OBJECTIVE A:
Answer these questions from the passage on EAPs and workplace mental health:
(i) What position does Karl Bennett newly hold?
(ii) At which business school does Sir Cary Cooper hold his professorship?
(iii) According to Cooper, what is most worrying about the EAPA UK figures?
OBJECTIVE B: Retype everything in the passage on EAPs and workplace mental health from "Commenting on the" down to "issue for society.", keeping the wording unchanged.
OBJECTIVE C: Continue the passage on EAPs and workplace mental health from the point where it stops.

SELECTION:
--*--

Karl Bennett, new EAPA UK chair, said: “EAPs have become a pillar of mental health provision for the UK, providing rapid access to professional support for the majority of the workforce, and delivering value-for-money for employers. The question now is what happens in the next 20 years. How will EAPs continue to take on an ever-increasing mental health role as society’s demands grow?”

Commenting on the figures, Sir Cary Cooper CBE, 50th Anniversary Professor of Organisational Psychology and Health at the ALLIANCE Manchester Business School said: “This is the stage we’ve reached, where figures relating to the mental health of the UK workforce are shocking but also unsurprising. Most worrying about the EAPA UK figures is the number of employees with severe depression, in crisis situations, now having to turn to their EAP. It’s critical that the Government, the NHS and other healthcare stakeholders, understand the role the EAP industry has been playing in supporting mental health, providing immediate access to counselling and professional assessment for millions of people every year. So not a matter of an employee benefit affecting the few, but a significant role in dealing with an urgent and long-term issue for society.

--*--

RECORDED DATA:
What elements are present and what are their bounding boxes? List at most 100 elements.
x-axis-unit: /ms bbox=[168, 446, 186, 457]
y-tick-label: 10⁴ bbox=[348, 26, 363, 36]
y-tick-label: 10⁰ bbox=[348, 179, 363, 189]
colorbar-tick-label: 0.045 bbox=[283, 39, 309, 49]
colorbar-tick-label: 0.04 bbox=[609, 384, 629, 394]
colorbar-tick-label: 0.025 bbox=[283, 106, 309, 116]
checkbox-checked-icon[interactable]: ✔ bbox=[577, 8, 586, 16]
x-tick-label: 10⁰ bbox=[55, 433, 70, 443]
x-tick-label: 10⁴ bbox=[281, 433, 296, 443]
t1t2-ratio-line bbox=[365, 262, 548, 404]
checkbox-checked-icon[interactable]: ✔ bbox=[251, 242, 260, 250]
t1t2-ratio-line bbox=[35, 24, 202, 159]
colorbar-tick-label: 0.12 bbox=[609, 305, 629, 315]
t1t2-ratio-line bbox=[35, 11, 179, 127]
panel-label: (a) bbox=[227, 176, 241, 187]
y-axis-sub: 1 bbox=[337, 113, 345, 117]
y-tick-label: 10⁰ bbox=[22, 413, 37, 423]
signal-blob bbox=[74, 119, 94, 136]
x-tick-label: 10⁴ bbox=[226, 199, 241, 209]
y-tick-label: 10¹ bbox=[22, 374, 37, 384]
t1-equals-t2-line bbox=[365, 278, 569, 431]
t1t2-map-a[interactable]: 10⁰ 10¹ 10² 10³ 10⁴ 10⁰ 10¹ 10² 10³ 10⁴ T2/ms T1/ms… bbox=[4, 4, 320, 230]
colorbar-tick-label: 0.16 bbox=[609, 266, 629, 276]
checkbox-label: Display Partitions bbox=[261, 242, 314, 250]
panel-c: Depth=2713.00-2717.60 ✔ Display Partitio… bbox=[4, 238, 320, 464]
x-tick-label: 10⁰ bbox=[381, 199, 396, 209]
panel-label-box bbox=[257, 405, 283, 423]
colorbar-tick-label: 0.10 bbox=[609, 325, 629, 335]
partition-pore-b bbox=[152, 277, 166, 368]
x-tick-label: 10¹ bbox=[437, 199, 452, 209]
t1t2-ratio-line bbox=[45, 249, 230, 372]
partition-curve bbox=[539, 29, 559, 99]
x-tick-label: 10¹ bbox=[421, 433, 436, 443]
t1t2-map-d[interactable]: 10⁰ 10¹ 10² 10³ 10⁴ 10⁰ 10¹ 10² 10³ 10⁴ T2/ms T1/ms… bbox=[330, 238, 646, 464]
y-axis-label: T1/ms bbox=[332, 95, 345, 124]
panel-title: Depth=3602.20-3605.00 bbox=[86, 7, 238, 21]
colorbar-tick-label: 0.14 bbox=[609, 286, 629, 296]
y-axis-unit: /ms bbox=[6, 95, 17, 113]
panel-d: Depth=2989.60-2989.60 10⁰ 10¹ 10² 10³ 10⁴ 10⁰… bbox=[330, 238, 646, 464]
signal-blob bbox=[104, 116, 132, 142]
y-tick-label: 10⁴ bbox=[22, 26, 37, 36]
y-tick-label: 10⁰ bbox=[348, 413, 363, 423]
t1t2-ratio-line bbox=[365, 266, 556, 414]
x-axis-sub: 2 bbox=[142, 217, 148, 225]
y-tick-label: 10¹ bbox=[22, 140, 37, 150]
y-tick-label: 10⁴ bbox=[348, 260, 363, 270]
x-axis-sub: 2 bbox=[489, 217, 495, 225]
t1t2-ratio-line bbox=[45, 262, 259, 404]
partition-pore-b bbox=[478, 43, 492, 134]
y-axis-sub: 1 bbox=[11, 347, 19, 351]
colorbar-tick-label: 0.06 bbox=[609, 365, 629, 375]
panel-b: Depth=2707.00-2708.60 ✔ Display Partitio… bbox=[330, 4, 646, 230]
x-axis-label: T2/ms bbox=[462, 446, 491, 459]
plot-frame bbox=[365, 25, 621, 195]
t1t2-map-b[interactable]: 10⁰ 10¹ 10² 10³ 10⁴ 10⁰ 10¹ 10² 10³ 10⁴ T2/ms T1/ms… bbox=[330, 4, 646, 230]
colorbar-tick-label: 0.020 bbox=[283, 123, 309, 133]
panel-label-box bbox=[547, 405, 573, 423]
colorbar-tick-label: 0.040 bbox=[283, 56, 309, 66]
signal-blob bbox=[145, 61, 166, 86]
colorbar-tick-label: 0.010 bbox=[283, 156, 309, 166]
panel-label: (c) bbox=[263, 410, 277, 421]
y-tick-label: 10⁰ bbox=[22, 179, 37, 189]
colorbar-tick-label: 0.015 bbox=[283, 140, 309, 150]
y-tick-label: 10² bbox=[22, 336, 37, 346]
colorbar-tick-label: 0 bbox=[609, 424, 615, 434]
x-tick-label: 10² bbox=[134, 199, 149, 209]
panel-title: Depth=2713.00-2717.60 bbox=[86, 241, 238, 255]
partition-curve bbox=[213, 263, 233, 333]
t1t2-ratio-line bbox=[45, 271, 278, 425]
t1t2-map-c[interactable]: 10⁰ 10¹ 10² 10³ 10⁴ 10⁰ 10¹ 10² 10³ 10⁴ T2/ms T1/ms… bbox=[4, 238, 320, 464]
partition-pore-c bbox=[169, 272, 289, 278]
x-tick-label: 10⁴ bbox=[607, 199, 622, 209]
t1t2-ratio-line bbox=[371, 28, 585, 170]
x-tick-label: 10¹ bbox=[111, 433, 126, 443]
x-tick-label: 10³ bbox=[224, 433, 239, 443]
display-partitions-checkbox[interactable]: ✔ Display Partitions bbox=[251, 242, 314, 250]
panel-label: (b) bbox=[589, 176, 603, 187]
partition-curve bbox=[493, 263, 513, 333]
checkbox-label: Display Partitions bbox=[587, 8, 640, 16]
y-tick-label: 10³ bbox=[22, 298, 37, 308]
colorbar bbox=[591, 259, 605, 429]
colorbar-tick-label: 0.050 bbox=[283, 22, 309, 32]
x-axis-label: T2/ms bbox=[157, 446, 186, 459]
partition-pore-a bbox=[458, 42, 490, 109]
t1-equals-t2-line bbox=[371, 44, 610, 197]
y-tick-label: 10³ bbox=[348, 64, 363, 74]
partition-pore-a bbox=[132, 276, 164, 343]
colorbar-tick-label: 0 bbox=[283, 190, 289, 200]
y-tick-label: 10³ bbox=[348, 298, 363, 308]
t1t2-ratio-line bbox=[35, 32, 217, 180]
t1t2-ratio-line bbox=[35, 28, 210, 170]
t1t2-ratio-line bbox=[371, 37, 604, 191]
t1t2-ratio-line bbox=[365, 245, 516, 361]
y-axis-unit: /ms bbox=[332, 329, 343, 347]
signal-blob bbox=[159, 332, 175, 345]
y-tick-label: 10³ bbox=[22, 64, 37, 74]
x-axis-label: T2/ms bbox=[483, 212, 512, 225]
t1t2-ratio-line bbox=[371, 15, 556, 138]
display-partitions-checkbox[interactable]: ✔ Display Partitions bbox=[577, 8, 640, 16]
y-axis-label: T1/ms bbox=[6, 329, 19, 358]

--*--

TASK ANSWER A:
(i) He is the new EAPA UK chair.
(ii) The ALLIANCE Manchester Business School.
(iii) The number of employees with severe depression, in crisis situations, who now have to turn to their EAP.

TASK ANSWER B:
Commenting on the figures, Sir Cary Cooper CBE, 50th Anniversary Professor of Organisational Psychology and Health at the ALLIANCE Manchester Business School said: “This is the stage we’ve reached, where figures relating to the mental health of the UK workforce are shocking but also unsurprising. Most worrying about the EAPA UK figures is the number of employees with severe depression, in crisis situations, now having to turn to their EAP. It’s critical that the Government, the NHS and other healthcare stakeholders, understand the role the EAP industry has been playing in supporting mental health, providing immediate access to counselling and professional assessment for millions of people every year. So not a matter of an employee benefit affecting the few, but a significant role in dealing with an urgent and long-term issue for society.

TASK ANSWER C:
“Given the limitations to NHS resources and both the scale and complexity of dealing with people’s mental wellbeing, more thought and discussion is needed around the place of EAPs — including how else they can help. Maybe there’s a need for extensions to EAP services, to ensure there’s provision for longer-term counselling programmes through to recovery. The EAP sector has coped this far with the giant swell of demand and more serious cases,    through training and recruitment initiatives, more online services and apps. But neither employers nor the UK as a whole can afford to see EAPs become overwhelmed.”